> _WHAT THE TASK REQUIRES_:
Copy all records verbatim.

Dataset items

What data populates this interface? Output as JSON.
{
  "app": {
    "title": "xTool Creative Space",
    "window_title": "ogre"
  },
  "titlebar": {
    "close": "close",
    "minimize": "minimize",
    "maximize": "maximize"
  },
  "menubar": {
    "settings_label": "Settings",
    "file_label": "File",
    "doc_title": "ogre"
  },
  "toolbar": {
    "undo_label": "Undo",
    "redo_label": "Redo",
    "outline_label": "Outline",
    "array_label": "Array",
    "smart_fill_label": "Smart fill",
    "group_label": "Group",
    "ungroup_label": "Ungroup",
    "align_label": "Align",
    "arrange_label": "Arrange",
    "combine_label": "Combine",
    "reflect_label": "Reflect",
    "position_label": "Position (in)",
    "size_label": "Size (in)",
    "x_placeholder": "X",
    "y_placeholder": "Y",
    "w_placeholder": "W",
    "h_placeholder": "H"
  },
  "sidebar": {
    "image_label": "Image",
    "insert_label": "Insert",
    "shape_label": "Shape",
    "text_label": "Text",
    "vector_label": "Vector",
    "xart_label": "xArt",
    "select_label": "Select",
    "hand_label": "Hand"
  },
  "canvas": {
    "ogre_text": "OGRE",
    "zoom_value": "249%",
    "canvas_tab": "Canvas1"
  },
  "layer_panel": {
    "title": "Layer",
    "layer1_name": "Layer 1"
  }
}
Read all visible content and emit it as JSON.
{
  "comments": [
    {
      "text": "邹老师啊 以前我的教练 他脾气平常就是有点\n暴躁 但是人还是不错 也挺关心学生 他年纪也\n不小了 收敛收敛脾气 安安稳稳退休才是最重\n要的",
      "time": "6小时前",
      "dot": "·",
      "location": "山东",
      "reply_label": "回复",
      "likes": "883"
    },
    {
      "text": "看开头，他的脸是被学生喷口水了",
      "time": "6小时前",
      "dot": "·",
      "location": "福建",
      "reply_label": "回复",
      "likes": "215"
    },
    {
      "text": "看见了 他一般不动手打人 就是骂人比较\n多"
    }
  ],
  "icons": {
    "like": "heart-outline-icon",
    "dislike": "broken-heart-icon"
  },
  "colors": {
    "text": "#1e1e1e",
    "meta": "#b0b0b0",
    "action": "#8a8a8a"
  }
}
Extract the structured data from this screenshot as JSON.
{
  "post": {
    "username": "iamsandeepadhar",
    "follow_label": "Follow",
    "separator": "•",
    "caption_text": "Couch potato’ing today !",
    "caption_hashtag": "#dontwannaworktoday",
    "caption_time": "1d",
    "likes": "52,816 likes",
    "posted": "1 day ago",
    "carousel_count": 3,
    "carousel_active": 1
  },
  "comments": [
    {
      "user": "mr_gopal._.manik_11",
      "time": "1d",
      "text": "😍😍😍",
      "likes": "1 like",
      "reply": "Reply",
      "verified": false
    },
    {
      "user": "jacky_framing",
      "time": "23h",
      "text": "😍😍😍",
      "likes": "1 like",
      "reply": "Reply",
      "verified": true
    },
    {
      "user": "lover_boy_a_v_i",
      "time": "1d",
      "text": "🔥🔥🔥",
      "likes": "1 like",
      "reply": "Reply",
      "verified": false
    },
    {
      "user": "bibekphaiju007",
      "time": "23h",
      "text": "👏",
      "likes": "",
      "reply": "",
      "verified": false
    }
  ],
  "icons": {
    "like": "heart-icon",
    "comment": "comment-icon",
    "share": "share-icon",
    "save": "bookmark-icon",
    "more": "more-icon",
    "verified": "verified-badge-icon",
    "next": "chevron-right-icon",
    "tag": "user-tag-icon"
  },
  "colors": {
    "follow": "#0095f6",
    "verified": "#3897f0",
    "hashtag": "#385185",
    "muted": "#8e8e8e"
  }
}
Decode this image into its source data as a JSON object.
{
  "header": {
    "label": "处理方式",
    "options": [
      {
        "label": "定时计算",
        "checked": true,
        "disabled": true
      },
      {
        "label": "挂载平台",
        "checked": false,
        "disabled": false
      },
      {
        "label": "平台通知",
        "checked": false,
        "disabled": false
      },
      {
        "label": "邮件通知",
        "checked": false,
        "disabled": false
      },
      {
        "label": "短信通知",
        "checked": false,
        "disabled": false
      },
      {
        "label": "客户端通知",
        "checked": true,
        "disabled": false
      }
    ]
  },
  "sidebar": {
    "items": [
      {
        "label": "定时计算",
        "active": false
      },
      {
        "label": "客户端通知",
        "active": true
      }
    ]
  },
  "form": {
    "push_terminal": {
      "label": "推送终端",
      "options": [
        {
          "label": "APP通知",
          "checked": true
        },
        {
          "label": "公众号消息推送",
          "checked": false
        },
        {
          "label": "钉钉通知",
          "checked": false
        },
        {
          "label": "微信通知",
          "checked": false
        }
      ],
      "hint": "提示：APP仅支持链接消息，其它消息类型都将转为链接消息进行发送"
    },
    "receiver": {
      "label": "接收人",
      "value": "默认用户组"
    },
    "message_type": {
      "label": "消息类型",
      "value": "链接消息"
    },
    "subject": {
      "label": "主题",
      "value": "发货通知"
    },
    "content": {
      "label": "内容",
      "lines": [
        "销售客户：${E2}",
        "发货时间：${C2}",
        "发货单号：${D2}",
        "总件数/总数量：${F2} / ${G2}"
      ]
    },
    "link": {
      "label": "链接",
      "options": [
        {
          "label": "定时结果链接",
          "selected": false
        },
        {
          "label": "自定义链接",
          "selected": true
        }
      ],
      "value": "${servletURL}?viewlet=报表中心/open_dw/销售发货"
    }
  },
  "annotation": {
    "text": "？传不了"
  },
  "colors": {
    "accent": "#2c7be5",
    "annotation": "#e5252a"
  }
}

> _RESULT OF THE TASK_:
What data populates this interface? Output as JSON.
{
  "app": {
    "title": "xTool Creative Space",
    "window_title": "ogre"
  },
  "titlebar": {
    "close": "close",
    "minimize": "minimize",
    "maximize": "maximize"
  },
  "menubar": {
    "settings_label": "Settings",
    "file_label": "File",
    "doc_title": "ogre"
  },
  "toolbar": {
    "undo_label": "Undo",
    "redo_label": "Redo",
    "outline_label": "Outline",
    "array_label": "Array",
    "smart_fill_label": "Smart fill",
    "group_label": "Group",
    "ungroup_label": "Ungroup",
    "align_label": "Align",
    "arrange_label": "Arrange",
    "combine_label": "Combine",
    "reflect_label": "Reflect",
    "position_label": "Position (in)",
    "size_label": "Size (in)",
    "x_placeholder": "X",
    "y_placeholder": "Y",
    "w_placeholder": "W",
    "h_placeholder": "H"
  },
  "sidebar": {
    "image_label": "Image",
    "insert_label": "Insert",
    "shape_label": "Shape",
    "text_label": "Text",
    "vector_label": "Vector",
    "xart_label": "xArt",
    "select_label": "Select",
    "hand_label": "Hand"
  },
  "canvas": {
    "ogre_text": "OGRE",
    "zoom_value": "249%",
    "canvas_tab": "Canvas1"
  },
  "layer_panel": {
    "title": "Layer",
    "layer1_name": "Layer 1"
  }
}
Read all visible content and emit it as JSON.
{
  "comments": [
    {
      "text": "邹老师啊 以前我的教练 他脾气平常就是有点\n暴躁 但是人还是不错 也挺关心学生 他年纪也\n不小了 收敛收敛脾气 安安稳稳退休才是最重\n要的",
      "time": "6小时前",
      "dot": "·",
      "location": "山东",
      "reply_label": "回复",
      "likes": "883"
    },
    {
      "text": "看开头，他的脸是被学生喷口水了",
      "time": "6小时前",
      "dot": "·",
      "location": "福建",
      "reply_label": "回复",
      "likes": "215"
    },
    {
      "text": "看见了 他一般不动手打人 就是骂人比较\n多"
    }
  ],
  "icons": {
    "like": "heart-outline-icon",
    "dislike": "broken-heart-icon"
  },
  "colors": {
    "text": "#1e1e1e",
    "meta": "#b0b0b0",
    "action": "#8a8a8a"
  }
}
Extract the structured data from this screenshot as JSON.
{
  "post": {
    "username": "iamsandeepadhar",
    "follow_label": "Follow",
    "separator": "•",
    "caption_text": "Couch potato’ing today !",
    "caption_hashtag": "#dontwannaworktoday",
    "caption_time": "1d",
    "likes": "52,816 likes",
    "posted": "1 day ago",
    "carousel_count": 3,
    "carousel_active": 1
  },
  "comments": [
    {
      "user": "mr_gopal._.manik_11",
      "time": "1d",
      "text": "😍😍😍",
      "likes": "1 like",
      "reply": "Reply",
      "verified": false
    },
    {
      "user": "jacky_framing",
      "time": "23h",
      "text": "😍😍😍",
      "likes": "1 like",
      "reply": "Reply",
      "verified": true
    },
    {
      "user": "lover_boy_a_v_i",
      "time": "1d",
      "text": "🔥🔥🔥",
      "likes": "1 like",
      "reply": "Reply",
      "verified": false
    },
    {
      "user": "bibekphaiju007",
      "time": "23h",
      "text": "👏",
      "likes": "",
      "reply": "",
      "verified": false
    }
  ],
  "icons": {
    "like": "heart-icon",
    "comment": "comment-icon",
    "share": "share-icon",
    "save": "bookmark-icon",
    "more": "more-icon",
    "verified": "verified-badge-icon",
    "next": "chevron-right-icon",
    "tag": "user-tag-icon"
  },
  "colors": {
    "follow": "#0095f6",
    "verified": "#3897f0",
    "hashtag": "#385185",
    "muted": "#8e8e8e"
  }
}
Decode this image into its source data as a JSON object.
{
  "header": {
    "label": "处理方式",
    "options": [
      {
        "label": "定时计算",
        "checked": true,
        "disabled": true
      },
      {
        "label": "挂载平台",
        "checked": false,
        "disabled": false
      },
      {
        "label": "平台通知",
        "checked": false,
        "disabled": false
      },
      {
        "label": "邮件通知",
        "checked": false,
        "disabled": false
      },
      {
        "label": "短信通知",
        "checked": false,
        "disabled": false
      },
      {
        "label": "客户端通知",
        "checked": true,
        "disabled": false
      }
    ]
  },
  "sidebar": {
    "items": [
      {
        "label": "定时计算",
        "active": false
      },
      {
        "label": "客户端通知",
        "active": true
      }
    ]
  },
  "form": {
    "push_terminal": {
      "label": "推送终端",
      "options": [
        {
          "label": "APP通知",
          "checked": true
        },
        {
          "label": "公众号消息推送",
          "checked": false
        },
        {
          "label": "钉钉通知",
          "checked": false
        },
        {
          "label": "微信通知",
          "checked": false
        }
      ],
      "hint": "提示：APP仅支持链接消息，其它消息类型都将转为链接消息进行发送"
    },
    "receiver": {
      "label": "接收人",
      "value": "默认用户组"
    },
    "message_type": {
      "label": "消息类型",
      "value": "链接消息"
    },
    "subject": {
      "label": "主题",
      "value": "发货通知"
    },
    "content": {
      "label": "内容",
      "lines": [
        "销售客户：${E2}",
        "发货时间：${C2}",
        "发货单号：${D2}",
        "总件数/总数量：${F2} / ${G2}"
      ]
    },
    "link": {
      "label": "链接",
      "options": [
        {
          "label": "定时结果链接",
          "selected": false
        },
        {
          "label": "自定义链接",
          "selected": true
        }
      ],
      "value": "${servletURL}?viewlet=报表中心/open_dw/销售发货"
    }
  },
  "annotation": {
    "text": "？传不了"
  },
  "colors": {
    "accent": "#2c7be5",
    "annotation": "#e5252a"
  }
}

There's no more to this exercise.